■ Instruction ■
Omit the pictures and return every entry exactly as written.

##############################

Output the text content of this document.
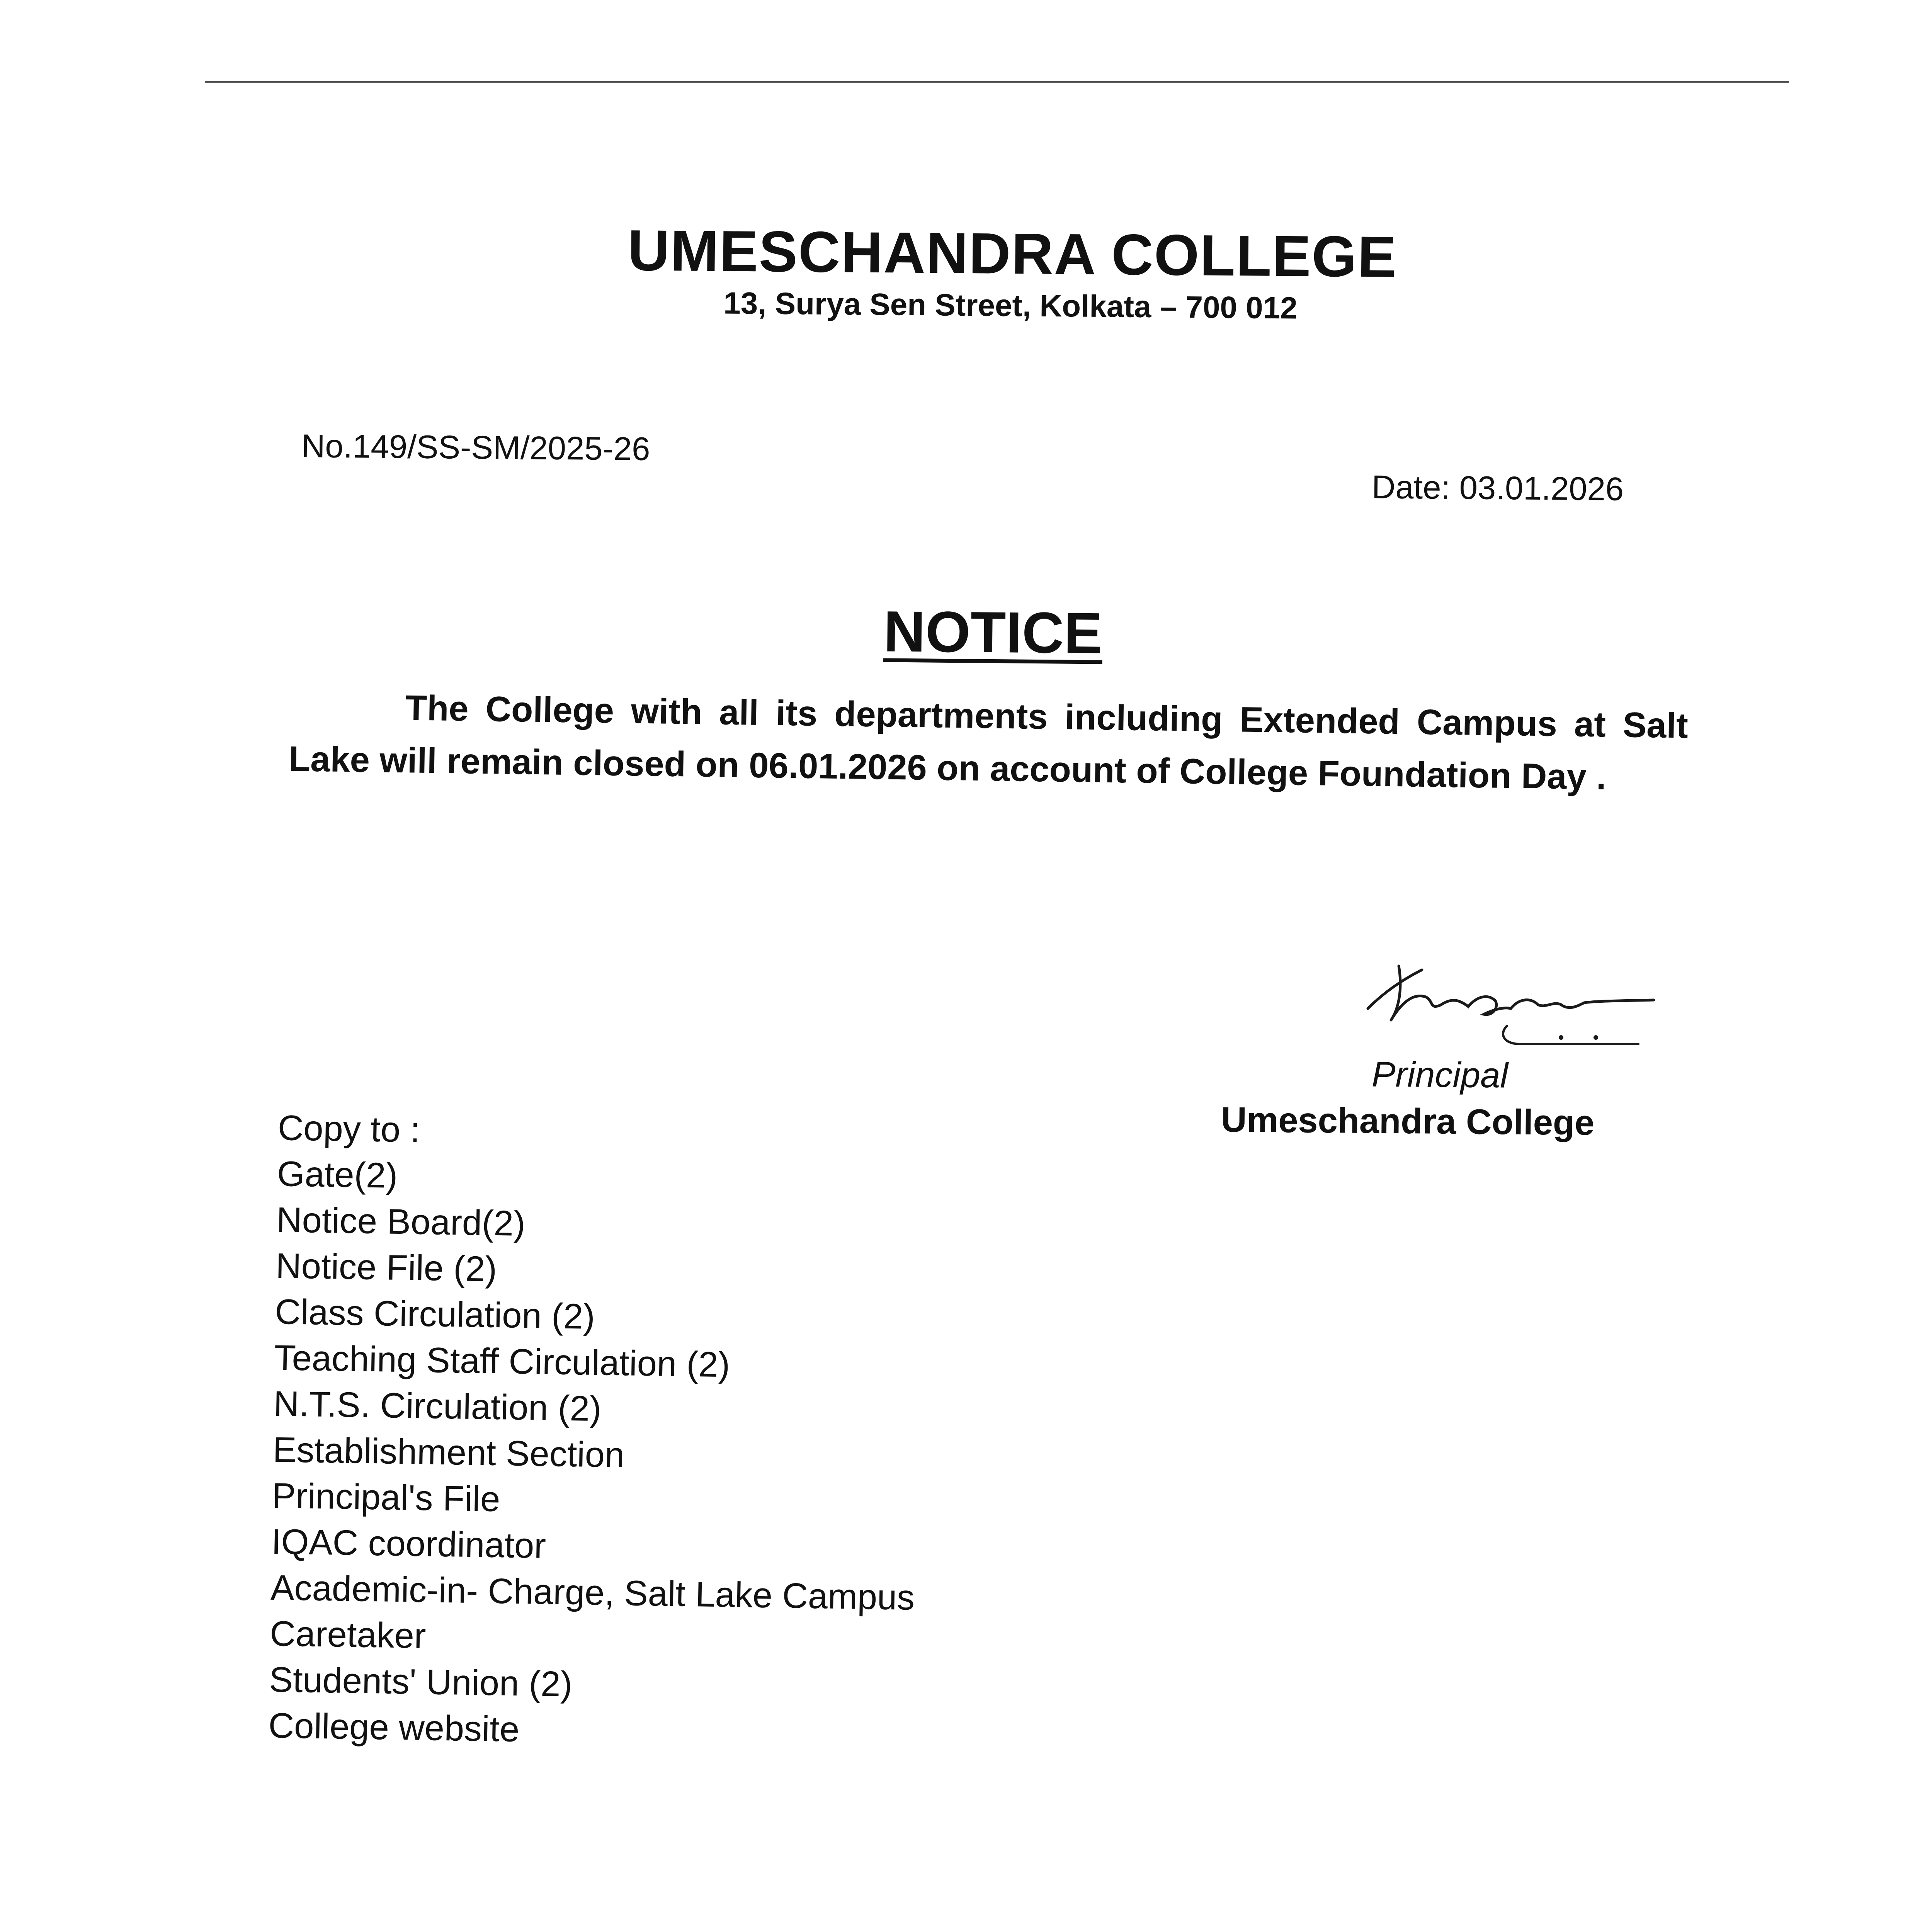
UMESCHANDRA COLLEGE
13, Surya Sen Street, Kolkata – 700 012
No.149/SS-SM/2025-26
Date: 03.01.2026
NOTICE
The College with all its departments including Extended Campus at Salt Lake will remain closed on 06.01.2026 on account of College Foundation Day .
Principal
Umeschandra College
Copy to :
Gate(2)
Notice Board(2)
Notice File (2)
Class Circulation (2)
Teaching Staff Circulation (2)
N.T.S. Circulation (2)
Establishment Section
Principal's File
IQAC coordinator
Academic-in- Charge, Salt Lake Campus
Caretaker
Students' Union (2)
College website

##############################

■ Worked solution ■
Output the text content of this document.
UMESCHANDRA COLLEGE
13, Surya Sen Street, Kolkata – 700 012
No.149/SS-SM/2025-26
Date: 03.01.2026
NOTICE
The College with all its departments including Extended Campus at Salt Lake will remain closed on 06.01.2026 on account of College Foundation Day .
Principal
Umeschandra College
Copy to :
Gate(2)
Notice Board(2)
Notice File (2)
Class Circulation (2)
Teaching Staff Circulation (2)
N.T.S. Circulation (2)
Establishment Section
Principal's File
IQAC coordinator
Academic-in- Charge, Salt Lake Campus
Caretaker
Students' Union (2)
College website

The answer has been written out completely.